>> START Records for this task
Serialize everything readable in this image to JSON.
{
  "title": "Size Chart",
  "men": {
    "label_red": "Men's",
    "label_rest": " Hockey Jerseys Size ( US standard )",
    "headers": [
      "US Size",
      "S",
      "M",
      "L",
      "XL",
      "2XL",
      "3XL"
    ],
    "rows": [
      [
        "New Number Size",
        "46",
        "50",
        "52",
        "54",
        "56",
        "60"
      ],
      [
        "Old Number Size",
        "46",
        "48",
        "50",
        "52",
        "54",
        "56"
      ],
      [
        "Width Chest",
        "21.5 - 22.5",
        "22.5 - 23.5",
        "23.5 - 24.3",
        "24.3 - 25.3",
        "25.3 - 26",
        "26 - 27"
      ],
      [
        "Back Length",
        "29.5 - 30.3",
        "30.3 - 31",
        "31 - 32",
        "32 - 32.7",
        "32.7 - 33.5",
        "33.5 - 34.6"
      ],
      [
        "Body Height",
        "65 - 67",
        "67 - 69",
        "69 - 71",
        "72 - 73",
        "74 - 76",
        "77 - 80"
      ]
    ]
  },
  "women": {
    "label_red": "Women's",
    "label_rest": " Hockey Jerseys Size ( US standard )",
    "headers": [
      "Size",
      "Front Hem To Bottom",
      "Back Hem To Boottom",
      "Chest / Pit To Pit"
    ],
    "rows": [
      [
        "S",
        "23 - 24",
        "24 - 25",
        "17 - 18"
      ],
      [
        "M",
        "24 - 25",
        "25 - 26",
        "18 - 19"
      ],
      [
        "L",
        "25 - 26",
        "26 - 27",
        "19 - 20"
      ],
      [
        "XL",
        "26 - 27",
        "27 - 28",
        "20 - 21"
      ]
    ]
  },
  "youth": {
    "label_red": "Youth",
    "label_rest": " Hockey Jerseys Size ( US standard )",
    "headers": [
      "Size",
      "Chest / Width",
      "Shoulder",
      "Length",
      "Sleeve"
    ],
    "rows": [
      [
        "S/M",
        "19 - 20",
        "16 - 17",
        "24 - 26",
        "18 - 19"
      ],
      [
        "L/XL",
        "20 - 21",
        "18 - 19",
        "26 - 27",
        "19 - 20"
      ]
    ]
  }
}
>> END Records for this task
* Exercise task: Return all lines containing "Chest".

* Result:
        "Width Chest",
      "Chest / Pit To Pit"
      "Chest / Width",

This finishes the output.